[start Provided records]

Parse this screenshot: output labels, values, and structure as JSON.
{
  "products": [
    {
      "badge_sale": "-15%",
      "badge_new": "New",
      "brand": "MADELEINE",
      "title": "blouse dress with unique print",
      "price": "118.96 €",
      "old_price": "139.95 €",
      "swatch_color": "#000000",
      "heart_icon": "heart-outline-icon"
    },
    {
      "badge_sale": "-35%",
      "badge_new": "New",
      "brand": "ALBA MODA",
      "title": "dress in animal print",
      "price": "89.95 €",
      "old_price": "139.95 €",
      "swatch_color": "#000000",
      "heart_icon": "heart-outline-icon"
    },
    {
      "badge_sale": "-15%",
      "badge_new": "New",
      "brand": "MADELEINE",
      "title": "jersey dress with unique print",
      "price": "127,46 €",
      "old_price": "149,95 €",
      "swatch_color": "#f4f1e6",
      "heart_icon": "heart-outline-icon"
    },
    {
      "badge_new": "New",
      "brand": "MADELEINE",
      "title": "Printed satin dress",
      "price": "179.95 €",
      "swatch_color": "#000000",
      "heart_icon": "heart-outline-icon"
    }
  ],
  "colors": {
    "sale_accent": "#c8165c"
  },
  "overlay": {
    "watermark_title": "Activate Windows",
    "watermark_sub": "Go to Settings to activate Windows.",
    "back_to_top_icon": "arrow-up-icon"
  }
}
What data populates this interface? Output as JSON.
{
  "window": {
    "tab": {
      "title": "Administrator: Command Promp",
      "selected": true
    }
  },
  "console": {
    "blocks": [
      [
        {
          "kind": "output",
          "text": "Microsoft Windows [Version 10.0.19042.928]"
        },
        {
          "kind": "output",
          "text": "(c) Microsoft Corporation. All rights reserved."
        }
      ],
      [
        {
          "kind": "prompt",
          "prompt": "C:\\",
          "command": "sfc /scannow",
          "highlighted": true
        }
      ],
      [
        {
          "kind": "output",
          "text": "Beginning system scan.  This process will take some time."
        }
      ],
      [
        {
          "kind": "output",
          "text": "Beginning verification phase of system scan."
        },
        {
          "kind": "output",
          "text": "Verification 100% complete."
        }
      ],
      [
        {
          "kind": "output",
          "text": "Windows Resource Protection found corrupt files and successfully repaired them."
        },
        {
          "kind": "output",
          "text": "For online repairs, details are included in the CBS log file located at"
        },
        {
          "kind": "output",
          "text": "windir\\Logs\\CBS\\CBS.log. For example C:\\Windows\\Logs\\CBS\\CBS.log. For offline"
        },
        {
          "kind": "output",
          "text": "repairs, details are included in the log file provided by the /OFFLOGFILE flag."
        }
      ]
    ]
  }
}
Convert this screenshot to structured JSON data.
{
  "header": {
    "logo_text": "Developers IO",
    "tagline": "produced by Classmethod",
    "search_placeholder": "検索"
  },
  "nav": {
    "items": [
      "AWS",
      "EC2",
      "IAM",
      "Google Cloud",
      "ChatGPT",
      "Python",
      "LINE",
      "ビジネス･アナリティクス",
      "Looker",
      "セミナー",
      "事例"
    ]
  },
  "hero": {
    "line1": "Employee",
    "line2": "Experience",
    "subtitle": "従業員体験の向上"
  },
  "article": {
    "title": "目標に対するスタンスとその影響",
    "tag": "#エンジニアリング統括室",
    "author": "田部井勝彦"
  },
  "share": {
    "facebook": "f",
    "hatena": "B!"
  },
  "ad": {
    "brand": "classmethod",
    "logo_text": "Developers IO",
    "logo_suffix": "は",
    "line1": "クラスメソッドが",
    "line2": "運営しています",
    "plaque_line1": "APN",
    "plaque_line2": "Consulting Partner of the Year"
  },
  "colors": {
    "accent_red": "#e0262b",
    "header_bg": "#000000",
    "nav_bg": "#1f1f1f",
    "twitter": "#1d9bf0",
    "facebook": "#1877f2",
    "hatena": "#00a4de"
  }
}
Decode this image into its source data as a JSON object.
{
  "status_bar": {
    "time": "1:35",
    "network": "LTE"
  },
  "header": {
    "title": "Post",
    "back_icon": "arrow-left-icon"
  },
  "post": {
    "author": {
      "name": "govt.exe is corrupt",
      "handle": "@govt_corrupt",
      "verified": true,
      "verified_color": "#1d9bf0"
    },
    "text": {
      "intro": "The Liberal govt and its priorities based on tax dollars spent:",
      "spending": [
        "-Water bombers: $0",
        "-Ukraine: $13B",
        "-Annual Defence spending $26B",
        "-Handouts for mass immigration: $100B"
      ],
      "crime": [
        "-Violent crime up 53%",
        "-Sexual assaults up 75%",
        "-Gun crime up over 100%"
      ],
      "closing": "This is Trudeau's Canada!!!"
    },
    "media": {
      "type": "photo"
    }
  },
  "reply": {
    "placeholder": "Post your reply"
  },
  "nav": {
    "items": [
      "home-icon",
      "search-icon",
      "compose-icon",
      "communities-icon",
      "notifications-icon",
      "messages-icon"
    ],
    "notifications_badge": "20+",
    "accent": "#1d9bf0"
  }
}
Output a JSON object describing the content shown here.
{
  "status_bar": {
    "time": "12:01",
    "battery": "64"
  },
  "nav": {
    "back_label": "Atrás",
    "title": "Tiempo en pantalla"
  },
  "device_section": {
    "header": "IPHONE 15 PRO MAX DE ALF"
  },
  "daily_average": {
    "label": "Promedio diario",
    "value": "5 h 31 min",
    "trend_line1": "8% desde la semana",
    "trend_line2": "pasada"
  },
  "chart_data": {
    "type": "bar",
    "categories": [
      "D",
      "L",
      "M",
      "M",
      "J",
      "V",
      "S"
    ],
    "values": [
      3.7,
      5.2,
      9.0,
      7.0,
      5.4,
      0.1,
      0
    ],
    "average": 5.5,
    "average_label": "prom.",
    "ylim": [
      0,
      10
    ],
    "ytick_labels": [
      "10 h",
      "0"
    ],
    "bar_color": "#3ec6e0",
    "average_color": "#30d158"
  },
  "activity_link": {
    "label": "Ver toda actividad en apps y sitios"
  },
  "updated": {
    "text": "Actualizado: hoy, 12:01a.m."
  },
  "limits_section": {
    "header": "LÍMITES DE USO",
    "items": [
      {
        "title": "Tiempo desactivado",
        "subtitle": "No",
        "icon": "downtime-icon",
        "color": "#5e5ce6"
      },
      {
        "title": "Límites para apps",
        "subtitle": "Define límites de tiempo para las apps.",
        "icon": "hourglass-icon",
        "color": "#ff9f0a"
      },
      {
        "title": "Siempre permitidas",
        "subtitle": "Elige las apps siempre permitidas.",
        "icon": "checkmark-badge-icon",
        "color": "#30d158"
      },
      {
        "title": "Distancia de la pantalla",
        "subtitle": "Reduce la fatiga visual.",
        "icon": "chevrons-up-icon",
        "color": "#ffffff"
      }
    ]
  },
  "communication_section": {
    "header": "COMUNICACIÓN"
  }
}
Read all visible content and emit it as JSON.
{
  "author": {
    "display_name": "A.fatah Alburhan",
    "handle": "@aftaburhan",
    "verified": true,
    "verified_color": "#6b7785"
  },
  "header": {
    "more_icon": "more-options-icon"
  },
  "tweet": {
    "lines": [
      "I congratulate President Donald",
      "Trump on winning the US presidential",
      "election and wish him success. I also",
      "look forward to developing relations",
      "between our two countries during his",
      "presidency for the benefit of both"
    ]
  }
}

[end Provided records]

§ **Given task**: Please output every record, keeping each line exact.

§ **Task output**:
Parse this screenshot: output labels, values, and structure as JSON.
{
  "products": [
    {
      "badge_sale": "-15%",
      "badge_new": "New",
      "brand": "MADELEINE",
      "title": "blouse dress with unique print",
      "price": "118.96 €",
      "old_price": "139.95 €",
      "swatch_color": "#000000",
      "heart_icon": "heart-outline-icon"
    },
    {
      "badge_sale": "-35%",
      "badge_new": "New",
      "brand": "ALBA MODA",
      "title": "dress in animal print",
      "price": "89.95 €",
      "old_price": "139.95 €",
      "swatch_color": "#000000",
      "heart_icon": "heart-outline-icon"
    },
    {
      "badge_sale": "-15%",
      "badge_new": "New",
      "brand": "MADELEINE",
      "title": "jersey dress with unique print",
      "price": "127,46 €",
      "old_price": "149,95 €",
      "swatch_color": "#f4f1e6",
      "heart_icon": "heart-outline-icon"
    },
    {
      "badge_new": "New",
      "brand": "MADELEINE",
      "title": "Printed satin dress",
      "price": "179.95 €",
      "swatch_color": "#000000",
      "heart_icon": "heart-outline-icon"
    }
  ],
  "colors": {
    "sale_accent": "#c8165c"
  },
  "overlay": {
    "watermark_title": "Activate Windows",
    "watermark_sub": "Go to Settings to activate Windows.",
    "back_to_top_icon": "arrow-up-icon"
  }
}
What data populates this interface? Output as JSON.
{
  "window": {
    "tab": {
      "title": "Administrator: Command Promp",
      "selected": true
    }
  },
  "console": {
    "blocks": [
      [
        {
          "kind": "output",
          "text": "Microsoft Windows [Version 10.0.19042.928]"
        },
        {
          "kind": "output",
          "text": "(c) Microsoft Corporation. All rights reserved."
        }
      ],
      [
        {
          "kind": "prompt",
          "prompt": "C:\\",
          "command": "sfc /scannow",
          "highlighted": true
        }
      ],
      [
        {
          "kind": "output",
          "text": "Beginning system scan.  This process will take some time."
        }
      ],
      [
        {
          "kind": "output",
          "text": "Beginning verification phase of system scan."
        },
        {
          "kind": "output",
          "text": "Verification 100% complete."
        }
      ],
      [
        {
          "kind": "output",
          "text": "Windows Resource Protection found corrupt files and successfully repaired them."
        },
        {
          "kind": "output",
          "text": "For online repairs, details are included in the CBS log file located at"
        },
        {
          "kind": "output",
          "text": "windir\\Logs\\CBS\\CBS.log. For example C:\\Windows\\Logs\\CBS\\CBS.log. For offline"
        },
        {
          "kind": "output",
          "text": "repairs, details are included in the log file provided by the /OFFLOGFILE flag."
        }
      ]
    ]
  }
}
Convert this screenshot to structured JSON data.
{
  "header": {
    "logo_text": "Developers IO",
    "tagline": "produced by Classmethod",
    "search_placeholder": "検索"
  },
  "nav": {
    "items": [
      "AWS",
      "EC2",
      "IAM",
      "Google Cloud",
      "ChatGPT",
      "Python",
      "LINE",
      "ビジネス･アナリティクス",
      "Looker",
      "セミナー",
      "事例"
    ]
  },
  "hero": {
    "line1": "Employee",
    "line2": "Experience",
    "subtitle": "従業員体験の向上"
  },
  "article": {
    "title": "目標に対するスタンスとその影響",
    "tag": "#エンジニアリング統括室",
    "author": "田部井勝彦"
  },
  "share": {
    "facebook": "f",
    "hatena": "B!"
  },
  "ad": {
    "brand": "classmethod",
    "logo_text": "Developers IO",
    "logo_suffix": "は",
    "line1": "クラスメソッドが",
    "line2": "運営しています",
    "plaque_line1": "APN",
    "plaque_line2": "Consulting Partner of the Year"
  },
  "colors": {
    "accent_red": "#e0262b",
    "header_bg": "#000000",
    "nav_bg": "#1f1f1f",
    "twitter": "#1d9bf0",
    "facebook": "#1877f2",
    "hatena": "#00a4de"
  }
}
Decode this image into its source data as a JSON object.
{
  "status_bar": {
    "time": "1:35",
    "network": "LTE"
  },
  "header": {
    "title": "Post",
    "back_icon": "arrow-left-icon"
  },
  "post": {
    "author": {
      "name": "govt.exe is corrupt",
      "handle": "@govt_corrupt",
      "verified": true,
      "verified_color": "#1d9bf0"
    },
    "text": {
      "intro": "The Liberal govt and its priorities based on tax dollars spent:",
      "spending": [
        "-Water bombers: $0",
        "-Ukraine: $13B",
        "-Annual Defence spending $26B",
        "-Handouts for mass immigration: $100B"
      ],
      "crime": [
        "-Violent crime up 53%",
        "-Sexual assaults up 75%",
        "-Gun crime up over 100%"
      ],
      "closing": "This is Trudeau's Canada!!!"
    },
    "media": {
      "type": "photo"
    }
  },
  "reply": {
    "placeholder": "Post your reply"
  },
  "nav": {
    "items": [
      "home-icon",
      "search-icon",
      "compose-icon",
      "communities-icon",
      "notifications-icon",
      "messages-icon"
    ],
    "notifications_badge": "20+",
    "accent": "#1d9bf0"
  }
}
Output a JSON object describing the content shown here.
{
  "status_bar": {
    "time": "12:01",
    "battery": "64"
  },
  "nav": {
    "back_label": "Atrás",
    "title": "Tiempo en pantalla"
  },
  "device_section": {
    "header": "IPHONE 15 PRO MAX DE ALF"
  },
  "daily_average": {
    "label": "Promedio diario",
    "value": "5 h 31 min",
    "trend_line1": "8% desde la semana",
    "trend_line2": "pasada"
  },
  "chart_data": {
    "type": "bar",
    "categories": [
      "D",
      "L",
      "M",
      "M",
      "J",
      "V",
      "S"
    ],
    "values": [
      3.7,
      5.2,
      9.0,
      7.0,
      5.4,
      0.1,
      0
    ],
    "average": 5.5,
    "average_label": "prom.",
    "ylim": [
      0,
      10
    ],
    "ytick_labels": [
      "10 h",
      "0"
    ],
    "bar_color": "#3ec6e0",
    "average_color": "#30d158"
  },
  "activity_link": {
    "label": "Ver toda actividad en apps y sitios"
  },
  "updated": {
    "text": "Actualizado: hoy, 12:01a.m."
  },
  "limits_section": {
    "header": "LÍMITES DE USO",
    "items": [
      {
        "title": "Tiempo desactivado",
        "subtitle": "No",
        "icon": "downtime-icon",
        "color": "#5e5ce6"
      },
      {
        "title": "Límites para apps",
        "subtitle": "Define límites de tiempo para las apps.",
        "icon": "hourglass-icon",
        "color": "#ff9f0a"
      },
      {
        "title": "Siempre permitidas",
        "subtitle": "Elige las apps siempre permitidas.",
        "icon": "checkmark-badge-icon",
        "color": "#30d158"
      },
      {
        "title": "Distancia de la pantalla",
        "subtitle": "Reduce la fatiga visual.",
        "icon": "chevrons-up-icon",
        "color": "#ffffff"
      }
    ]
  },
  "communication_section": {
    "header": "COMUNICACIÓN"
  }
}
Read all visible content and emit it as JSON.
{
  "author": {
    "display_name": "A.fatah Alburhan",
    "handle": "@aftaburhan",
    "verified": true,
    "verified_color": "#6b7785"
  },
  "header": {
    "more_icon": "more-options-icon"
  },
  "tweet": {
    "lines": [
      "I congratulate President Donald",
      "Trump on winning the US presidential",
      "election and wish him success. I also",
      "look forward to developing relations",
      "between our two countries during his",
      "presidency for the benefit of both"
    ]
  }
}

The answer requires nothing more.